GIVEN TASK | Within the records below, find each line that holds the string "What", then copy it.

DATASET RECORDS |
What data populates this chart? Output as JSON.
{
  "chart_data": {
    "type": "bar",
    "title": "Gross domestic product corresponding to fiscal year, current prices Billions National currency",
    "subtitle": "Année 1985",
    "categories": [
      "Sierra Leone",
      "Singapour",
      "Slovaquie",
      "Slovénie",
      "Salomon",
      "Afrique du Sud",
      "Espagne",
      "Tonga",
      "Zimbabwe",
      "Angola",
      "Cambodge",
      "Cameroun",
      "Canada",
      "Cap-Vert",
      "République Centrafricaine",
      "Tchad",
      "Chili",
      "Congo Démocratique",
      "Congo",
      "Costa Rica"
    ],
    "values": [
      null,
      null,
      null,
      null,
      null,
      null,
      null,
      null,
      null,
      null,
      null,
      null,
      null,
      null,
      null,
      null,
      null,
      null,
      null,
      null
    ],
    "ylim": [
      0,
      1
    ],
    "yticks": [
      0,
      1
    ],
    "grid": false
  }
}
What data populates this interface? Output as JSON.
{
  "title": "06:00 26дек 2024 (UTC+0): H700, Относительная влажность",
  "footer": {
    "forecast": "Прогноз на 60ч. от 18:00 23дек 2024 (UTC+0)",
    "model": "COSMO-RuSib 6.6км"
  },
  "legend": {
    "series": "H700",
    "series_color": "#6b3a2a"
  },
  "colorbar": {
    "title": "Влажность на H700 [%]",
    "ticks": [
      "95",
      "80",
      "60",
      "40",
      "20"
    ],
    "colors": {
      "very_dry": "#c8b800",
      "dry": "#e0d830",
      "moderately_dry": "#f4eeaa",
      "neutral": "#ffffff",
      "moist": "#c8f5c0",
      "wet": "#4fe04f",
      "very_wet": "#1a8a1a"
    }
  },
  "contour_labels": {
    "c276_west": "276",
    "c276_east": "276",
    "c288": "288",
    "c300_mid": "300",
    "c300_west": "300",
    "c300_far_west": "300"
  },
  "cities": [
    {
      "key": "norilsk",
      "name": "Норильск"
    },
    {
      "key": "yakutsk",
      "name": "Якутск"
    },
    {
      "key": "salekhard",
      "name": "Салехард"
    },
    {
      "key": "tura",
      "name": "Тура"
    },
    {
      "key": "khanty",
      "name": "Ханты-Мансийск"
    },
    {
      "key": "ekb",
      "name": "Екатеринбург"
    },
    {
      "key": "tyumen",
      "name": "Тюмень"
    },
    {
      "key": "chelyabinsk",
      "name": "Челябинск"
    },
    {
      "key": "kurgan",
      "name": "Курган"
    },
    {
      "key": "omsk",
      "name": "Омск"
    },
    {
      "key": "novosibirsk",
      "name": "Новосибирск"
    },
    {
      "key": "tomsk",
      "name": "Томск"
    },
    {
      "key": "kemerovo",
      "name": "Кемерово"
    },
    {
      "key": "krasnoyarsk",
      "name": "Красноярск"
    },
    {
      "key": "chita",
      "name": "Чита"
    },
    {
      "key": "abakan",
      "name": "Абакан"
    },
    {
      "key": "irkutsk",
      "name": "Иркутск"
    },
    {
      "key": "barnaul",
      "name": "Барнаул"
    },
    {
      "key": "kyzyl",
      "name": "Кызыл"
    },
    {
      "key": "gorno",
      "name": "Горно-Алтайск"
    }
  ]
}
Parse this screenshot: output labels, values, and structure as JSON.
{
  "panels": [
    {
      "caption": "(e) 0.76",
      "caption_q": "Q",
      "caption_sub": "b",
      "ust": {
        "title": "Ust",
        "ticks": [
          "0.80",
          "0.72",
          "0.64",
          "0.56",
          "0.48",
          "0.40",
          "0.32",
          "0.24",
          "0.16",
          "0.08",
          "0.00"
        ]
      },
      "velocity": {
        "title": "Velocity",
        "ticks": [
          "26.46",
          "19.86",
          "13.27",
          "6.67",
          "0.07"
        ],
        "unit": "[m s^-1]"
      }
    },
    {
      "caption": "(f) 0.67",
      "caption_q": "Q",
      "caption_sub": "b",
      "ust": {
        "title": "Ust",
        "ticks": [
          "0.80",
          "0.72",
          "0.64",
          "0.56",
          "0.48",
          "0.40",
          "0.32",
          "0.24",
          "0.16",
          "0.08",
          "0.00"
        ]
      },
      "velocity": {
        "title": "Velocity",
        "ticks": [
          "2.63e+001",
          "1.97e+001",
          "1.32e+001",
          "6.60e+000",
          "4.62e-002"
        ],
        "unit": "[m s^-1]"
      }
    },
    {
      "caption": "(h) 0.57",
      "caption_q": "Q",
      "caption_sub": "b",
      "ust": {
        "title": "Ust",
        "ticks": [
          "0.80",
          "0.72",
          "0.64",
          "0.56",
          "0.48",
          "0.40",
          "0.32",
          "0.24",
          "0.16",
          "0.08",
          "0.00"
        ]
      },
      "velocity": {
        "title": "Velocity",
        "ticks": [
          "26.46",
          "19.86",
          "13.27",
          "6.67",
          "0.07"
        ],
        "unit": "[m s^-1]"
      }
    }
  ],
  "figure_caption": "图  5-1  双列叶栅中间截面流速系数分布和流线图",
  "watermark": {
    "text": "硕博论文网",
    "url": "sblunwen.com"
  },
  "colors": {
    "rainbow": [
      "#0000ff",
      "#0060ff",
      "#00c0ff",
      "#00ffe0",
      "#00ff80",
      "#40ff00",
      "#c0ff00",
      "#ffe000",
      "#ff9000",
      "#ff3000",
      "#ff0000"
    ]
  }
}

RESPONSE |
What data populates this chart? Output as JSON.
What data populates this interface? Output as JSON.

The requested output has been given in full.